The problem |
Set down the full listing exactly as given. Any pictures are to be left out.
+ + + + + + +
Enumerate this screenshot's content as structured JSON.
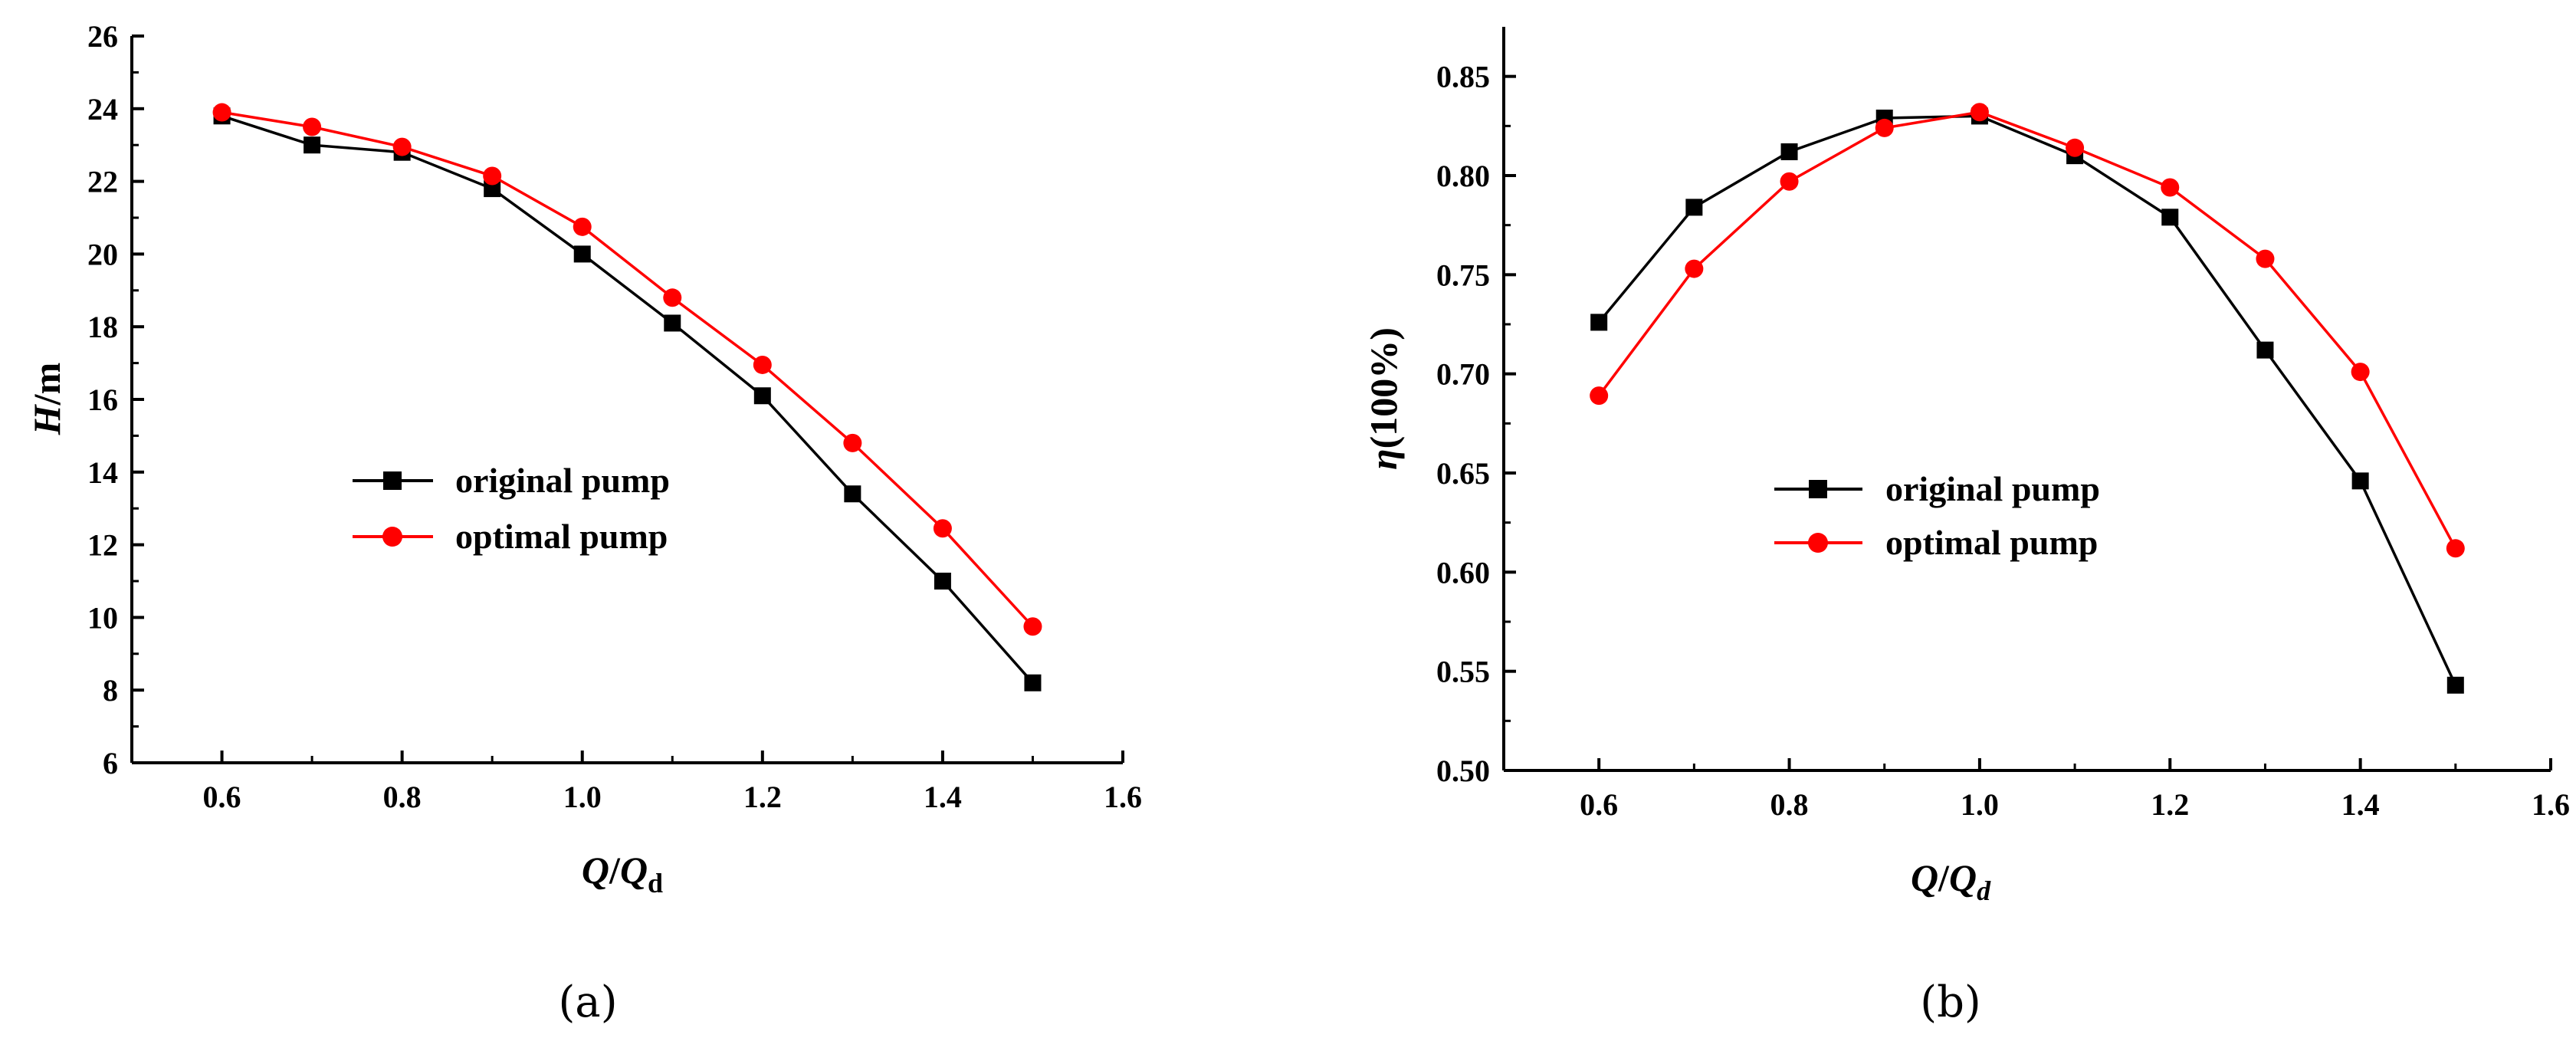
{
  "figure": {
    "panels": [
      "(a)",
      "(b)"
    ]
  },
  "chart_data": [
    {
      "type": "line",
      "panel_label": "(a)",
      "title": "",
      "xlabel": "Q/Qd",
      "xlabel_parts": {
        "q1": "Q",
        "slash": "/",
        "q2": "Q",
        "sub": "d"
      },
      "ylabel": "H/m",
      "ylabel_parts": {
        "var": "H",
        "unit": "/m"
      },
      "xlim": [
        0.5,
        1.6
      ],
      "ylim": [
        6,
        26
      ],
      "xticks": [
        0.6,
        0.8,
        1.0,
        1.2,
        1.4,
        1.6
      ],
      "xtick_labels": [
        "0.6",
        "0.8",
        "1.0",
        "1.2",
        "1.4",
        "1.6"
      ],
      "yticks": [
        6,
        8,
        10,
        12,
        14,
        16,
        18,
        20,
        22,
        24,
        26
      ],
      "ytick_labels": [
        "6",
        "8",
        "10",
        "12",
        "14",
        "16",
        "18",
        "20",
        "22",
        "24",
        "26"
      ],
      "grid": false,
      "legend_position": "center",
      "x": [
        0.6,
        0.7,
        0.8,
        0.9,
        1.0,
        1.1,
        1.2,
        1.3,
        1.4,
        1.5
      ],
      "series": [
        {
          "name": "original pump",
          "color": "#000000",
          "marker": "square",
          "values": [
            23.8,
            23.0,
            22.8,
            21.8,
            20.0,
            18.1,
            16.1,
            13.4,
            11.0,
            8.2
          ]
        },
        {
          "name": "optimal pump",
          "color": "#ff0000",
          "marker": "circle",
          "values": [
            23.9,
            23.5,
            22.95,
            22.15,
            20.75,
            18.8,
            16.95,
            14.8,
            12.45,
            9.75
          ]
        }
      ]
    },
    {
      "type": "line",
      "panel_label": "(b)",
      "title": "",
      "xlabel": "Q/Qd",
      "xlabel_parts": {
        "q1": "Q",
        "slash": "/",
        "q2": "Q",
        "sub": "d"
      },
      "ylabel": "η(100%)",
      "ylabel_parts": {
        "var": "η",
        "unit": "(100%)"
      },
      "xlim": [
        0.5,
        1.6
      ],
      "ylim": [
        0.5,
        0.875
      ],
      "xticks": [
        0.6,
        0.8,
        1.0,
        1.2,
        1.4,
        1.6
      ],
      "xtick_labels": [
        "0.6",
        "0.8",
        "1.0",
        "1.2",
        "1.4",
        "1.6"
      ],
      "yticks": [
        0.5,
        0.55,
        0.6,
        0.65,
        0.7,
        0.75,
        0.8,
        0.85
      ],
      "ytick_labels": [
        "0.50",
        "0.55",
        "0.60",
        "0.65",
        "0.70",
        "0.75",
        "0.80",
        "0.85"
      ],
      "grid": false,
      "legend_position": "center",
      "x": [
        0.6,
        0.7,
        0.8,
        0.9,
        1.0,
        1.1,
        1.2,
        1.3,
        1.4,
        1.5
      ],
      "series": [
        {
          "name": "original pump",
          "color": "#000000",
          "marker": "square",
          "values": [
            0.726,
            0.784,
            0.812,
            0.829,
            0.83,
            0.81,
            0.779,
            0.712,
            0.646,
            0.543
          ]
        },
        {
          "name": "optimal pump",
          "color": "#ff0000",
          "marker": "circle",
          "values": [
            0.689,
            0.753,
            0.797,
            0.824,
            0.832,
            0.814,
            0.794,
            0.758,
            0.701,
            0.612
          ]
        }
      ]
    }
  ]
}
+ + + + + + +
Correct result |
Enumerate this screenshot's content as structured JSON.
{
  "figure": {
    "panels": [
      "(a)",
      "(b)"
    ]
  },
  "chart_data": [
    {
      "type": "line",
      "panel_label": "(a)",
      "title": "",
      "xlabel": "Q/Qd",
      "xlabel_parts": {
        "q1": "Q",
        "slash": "/",
        "q2": "Q",
        "sub": "d"
      },
      "ylabel": "H/m",
      "ylabel_parts": {
        "var": "H",
        "unit": "/m"
      },
      "xlim": [
        0.5,
        1.6
      ],
      "ylim": [
        6,
        26
      ],
      "xticks": [
        0.6,
        0.8,
        1.0,
        1.2,
        1.4,
        1.6
      ],
      "xtick_labels": [
        "0.6",
        "0.8",
        "1.0",
        "1.2",
        "1.4",
        "1.6"
      ],
      "yticks": [
        6,
        8,
        10,
        12,
        14,
        16,
        18,
        20,
        22,
        24,
        26
      ],
      "ytick_labels": [
        "6",
        "8",
        "10",
        "12",
        "14",
        "16",
        "18",
        "20",
        "22",
        "24",
        "26"
      ],
      "grid": false,
      "legend_position": "center",
      "x": [
        0.6,
        0.7,
        0.8,
        0.9,
        1.0,
        1.1,
        1.2,
        1.3,
        1.4,
        1.5
      ],
      "series": [
        {
          "name": "original pump",
          "color": "#000000",
          "marker": "square",
          "values": [
            23.8,
            23.0,
            22.8,
            21.8,
            20.0,
            18.1,
            16.1,
            13.4,
            11.0,
            8.2
          ]
        },
        {
          "name": "optimal pump",
          "color": "#ff0000",
          "marker": "circle",
          "values": [
            23.9,
            23.5,
            22.95,
            22.15,
            20.75,
            18.8,
            16.95,
            14.8,
            12.45,
            9.75
          ]
        }
      ]
    },
    {
      "type": "line",
      "panel_label": "(b)",
      "title": "",
      "xlabel": "Q/Qd",
      "xlabel_parts": {
        "q1": "Q",
        "slash": "/",
        "q2": "Q",
        "sub": "d"
      },
      "ylabel": "η(100%)",
      "ylabel_parts": {
        "var": "η",
        "unit": "(100%)"
      },
      "xlim": [
        0.5,
        1.6
      ],
      "ylim": [
        0.5,
        0.875
      ],
      "xticks": [
        0.6,
        0.8,
        1.0,
        1.2,
        1.4,
        1.6
      ],
      "xtick_labels": [
        "0.6",
        "0.8",
        "1.0",
        "1.2",
        "1.4",
        "1.6"
      ],
      "yticks": [
        0.5,
        0.55,
        0.6,
        0.65,
        0.7,
        0.75,
        0.8,
        0.85
      ],
      "ytick_labels": [
        "0.50",
        "0.55",
        "0.60",
        "0.65",
        "0.70",
        "0.75",
        "0.80",
        "0.85"
      ],
      "grid": false,
      "legend_position": "center",
      "x": [
        0.6,
        0.7,
        0.8,
        0.9,
        1.0,
        1.1,
        1.2,
        1.3,
        1.4,
        1.5
      ],
      "series": [
        {
          "name": "original pump",
          "color": "#000000",
          "marker": "square",
          "values": [
            0.726,
            0.784,
            0.812,
            0.829,
            0.83,
            0.81,
            0.779,
            0.712,
            0.646,
            0.543
          ]
        },
        {
          "name": "optimal pump",
          "color": "#ff0000",
          "marker": "circle",
          "values": [
            0.689,
            0.753,
            0.797,
            0.824,
            0.832,
            0.814,
            0.794,
            0.758,
            0.701,
            0.612
          ]
        }
      ]
    }
  ]
}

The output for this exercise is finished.